— Start of INFORMATION SHOWN —
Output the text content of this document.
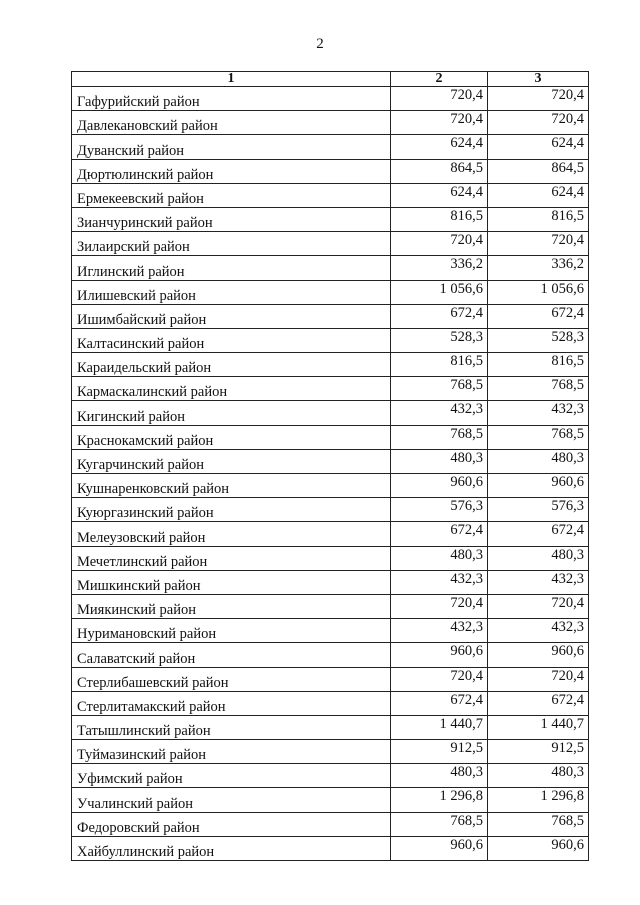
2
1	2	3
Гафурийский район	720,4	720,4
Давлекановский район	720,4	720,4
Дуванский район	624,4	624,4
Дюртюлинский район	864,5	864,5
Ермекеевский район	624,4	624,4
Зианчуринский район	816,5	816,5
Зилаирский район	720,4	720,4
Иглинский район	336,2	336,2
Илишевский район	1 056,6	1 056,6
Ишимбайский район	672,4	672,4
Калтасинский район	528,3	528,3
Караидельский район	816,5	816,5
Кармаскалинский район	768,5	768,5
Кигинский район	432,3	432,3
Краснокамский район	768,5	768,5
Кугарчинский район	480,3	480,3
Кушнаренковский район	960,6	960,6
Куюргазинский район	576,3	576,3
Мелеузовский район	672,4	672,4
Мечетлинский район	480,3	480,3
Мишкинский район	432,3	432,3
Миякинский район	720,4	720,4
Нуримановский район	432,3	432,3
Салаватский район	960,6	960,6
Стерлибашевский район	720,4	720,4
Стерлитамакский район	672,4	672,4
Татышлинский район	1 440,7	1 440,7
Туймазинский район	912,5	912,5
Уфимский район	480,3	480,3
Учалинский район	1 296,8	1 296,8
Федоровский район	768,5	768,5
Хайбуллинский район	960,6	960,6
— End of INFORMATION SHOWN —
— Start of INFORMATION SHOWN —
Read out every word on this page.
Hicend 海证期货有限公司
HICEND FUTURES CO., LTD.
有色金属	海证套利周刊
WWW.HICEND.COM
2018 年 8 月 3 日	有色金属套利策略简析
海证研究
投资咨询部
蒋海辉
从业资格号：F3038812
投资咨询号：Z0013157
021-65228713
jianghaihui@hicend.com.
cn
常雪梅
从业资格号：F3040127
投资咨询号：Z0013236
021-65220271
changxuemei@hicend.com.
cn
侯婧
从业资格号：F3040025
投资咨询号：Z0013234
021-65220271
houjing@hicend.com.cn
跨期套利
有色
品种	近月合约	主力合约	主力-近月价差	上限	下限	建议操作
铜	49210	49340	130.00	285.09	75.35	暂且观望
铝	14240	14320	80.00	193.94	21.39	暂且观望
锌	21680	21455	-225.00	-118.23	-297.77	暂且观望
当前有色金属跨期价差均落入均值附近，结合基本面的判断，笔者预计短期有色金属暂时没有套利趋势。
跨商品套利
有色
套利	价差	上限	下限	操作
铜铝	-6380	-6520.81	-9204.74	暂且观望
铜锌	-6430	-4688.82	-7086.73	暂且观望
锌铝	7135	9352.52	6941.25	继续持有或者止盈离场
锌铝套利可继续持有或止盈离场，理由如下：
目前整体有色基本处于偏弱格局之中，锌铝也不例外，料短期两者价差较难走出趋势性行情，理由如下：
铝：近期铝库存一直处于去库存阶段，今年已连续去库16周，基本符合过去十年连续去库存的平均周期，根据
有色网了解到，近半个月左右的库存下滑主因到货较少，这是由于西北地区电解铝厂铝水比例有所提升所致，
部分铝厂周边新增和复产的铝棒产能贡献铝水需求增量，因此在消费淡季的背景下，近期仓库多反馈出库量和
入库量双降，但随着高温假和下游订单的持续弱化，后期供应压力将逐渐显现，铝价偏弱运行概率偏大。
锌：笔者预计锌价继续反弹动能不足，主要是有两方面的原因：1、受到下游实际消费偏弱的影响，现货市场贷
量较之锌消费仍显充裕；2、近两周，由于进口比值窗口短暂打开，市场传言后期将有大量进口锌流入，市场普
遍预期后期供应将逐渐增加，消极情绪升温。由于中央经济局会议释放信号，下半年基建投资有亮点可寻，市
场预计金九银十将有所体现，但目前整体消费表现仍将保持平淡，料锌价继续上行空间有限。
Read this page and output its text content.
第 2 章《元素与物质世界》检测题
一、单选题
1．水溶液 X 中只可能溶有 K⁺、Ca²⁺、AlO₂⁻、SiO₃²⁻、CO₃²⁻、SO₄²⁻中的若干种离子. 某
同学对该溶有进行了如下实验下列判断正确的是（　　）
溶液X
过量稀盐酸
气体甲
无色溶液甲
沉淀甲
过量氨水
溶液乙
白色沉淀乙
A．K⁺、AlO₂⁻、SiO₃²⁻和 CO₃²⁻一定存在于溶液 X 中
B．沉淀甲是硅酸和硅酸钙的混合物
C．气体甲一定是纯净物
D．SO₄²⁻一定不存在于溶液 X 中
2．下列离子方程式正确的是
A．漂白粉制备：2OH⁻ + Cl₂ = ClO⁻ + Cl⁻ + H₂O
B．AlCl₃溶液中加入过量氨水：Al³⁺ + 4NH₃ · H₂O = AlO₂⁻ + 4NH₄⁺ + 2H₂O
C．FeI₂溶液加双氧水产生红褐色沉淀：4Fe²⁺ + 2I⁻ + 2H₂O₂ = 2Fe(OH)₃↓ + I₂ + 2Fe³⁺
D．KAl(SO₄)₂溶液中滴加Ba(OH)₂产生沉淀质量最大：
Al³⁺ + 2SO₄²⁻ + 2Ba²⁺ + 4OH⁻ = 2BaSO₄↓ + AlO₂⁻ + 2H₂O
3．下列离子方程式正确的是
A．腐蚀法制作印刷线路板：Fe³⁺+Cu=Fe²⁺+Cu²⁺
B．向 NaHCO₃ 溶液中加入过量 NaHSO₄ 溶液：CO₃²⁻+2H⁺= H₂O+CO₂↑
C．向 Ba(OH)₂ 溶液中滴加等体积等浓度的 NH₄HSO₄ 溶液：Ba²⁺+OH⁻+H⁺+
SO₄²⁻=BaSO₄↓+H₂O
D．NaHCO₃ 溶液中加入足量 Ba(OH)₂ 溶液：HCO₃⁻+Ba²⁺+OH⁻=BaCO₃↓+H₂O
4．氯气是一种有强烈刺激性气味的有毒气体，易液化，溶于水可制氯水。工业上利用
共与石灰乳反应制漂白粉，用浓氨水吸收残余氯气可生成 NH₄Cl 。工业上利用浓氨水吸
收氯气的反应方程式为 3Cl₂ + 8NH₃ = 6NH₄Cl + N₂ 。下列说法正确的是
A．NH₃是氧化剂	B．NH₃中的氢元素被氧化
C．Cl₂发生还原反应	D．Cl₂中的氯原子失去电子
— End of INFORMATION SHOWN —
● **WHAT YOU WILL DO**: Look through the entries above and list every line containing "page".

● **CORRECT RESULT**:
Read out every word on this page.
Read this page and output its text content.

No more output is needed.